[SUPPLIED MATERIAL]
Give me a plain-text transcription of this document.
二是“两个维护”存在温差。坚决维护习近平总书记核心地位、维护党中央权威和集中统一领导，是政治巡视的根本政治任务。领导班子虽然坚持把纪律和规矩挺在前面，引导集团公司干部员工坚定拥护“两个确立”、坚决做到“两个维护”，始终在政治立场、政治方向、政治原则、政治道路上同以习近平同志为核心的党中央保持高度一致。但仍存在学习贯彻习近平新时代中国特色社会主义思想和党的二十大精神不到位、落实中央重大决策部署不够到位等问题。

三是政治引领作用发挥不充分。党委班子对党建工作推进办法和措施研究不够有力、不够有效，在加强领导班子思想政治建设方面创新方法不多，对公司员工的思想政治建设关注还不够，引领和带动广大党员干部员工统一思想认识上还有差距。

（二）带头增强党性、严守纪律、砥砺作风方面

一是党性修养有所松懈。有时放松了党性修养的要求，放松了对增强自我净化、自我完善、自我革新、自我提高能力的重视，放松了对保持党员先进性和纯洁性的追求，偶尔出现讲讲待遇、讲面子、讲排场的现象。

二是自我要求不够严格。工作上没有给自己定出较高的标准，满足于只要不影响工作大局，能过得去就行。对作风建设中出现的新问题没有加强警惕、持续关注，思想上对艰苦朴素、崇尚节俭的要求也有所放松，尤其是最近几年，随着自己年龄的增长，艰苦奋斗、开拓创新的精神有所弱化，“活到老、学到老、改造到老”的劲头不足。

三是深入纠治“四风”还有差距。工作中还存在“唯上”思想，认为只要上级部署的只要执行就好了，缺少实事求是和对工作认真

[EXERCISE PROMPT] Print back all the lines verbatim.

[RESULT OF THE TASK]
Give me a plain-text transcription of this document.
二是“两个维护”存在温差。坚决维护习近平总书记核心地位、维护党中央权威和集中统一领导，是政治巡视的根本政治任务。领导班子虽然坚持把纪律和规矩挺在前面，引导集团公司干部员工坚定拥护“两个确立”、坚决做到“两个维护”，始终在政治立场、政治方向、政治原则、政治道路上同以习近平同志为核心的党中央保持高度一致。但仍存在学习贯彻习近平新时代中国特色社会主义思想和党的二十大精神不到位、落实中央重大决策部署不够到位等问题。

三是政治引领作用发挥不充分。党委班子对党建工作推进办法和措施研究不够有力、不够有效，在加强领导班子思想政治建设方面创新方法不多，对公司员工的思想政治建设关注还不够，引领和带动广大党员干部员工统一思想认识上还有差距。

（二）带头增强党性、严守纪律、砥砺作风方面

一是党性修养有所松懈。有时放松了党性修养的要求，放松了对增强自我净化、自我完善、自我革新、自我提高能力的重视，放松了对保持党员先进性和纯洁性的追求，偶尔出现讲讲待遇、讲面子、讲排场的现象。

二是自我要求不够严格。工作上没有给自己定出较高的标准，满足于只要不影响工作大局，能过得去就行。对作风建设中出现的新问题没有加强警惕、持续关注，思想上对艰苦朴素、崇尚节俭的要求也有所放松，尤其是最近几年，随着自己年龄的增长，艰苦奋斗、开拓创新的精神有所弱化，“活到老、学到老、改造到老”的劲头不足。

三是深入纠治“四风”还有差距。工作中还存在“唯上”思想，认为只要上级部署的只要执行就好了，缺少实事求是和对工作认真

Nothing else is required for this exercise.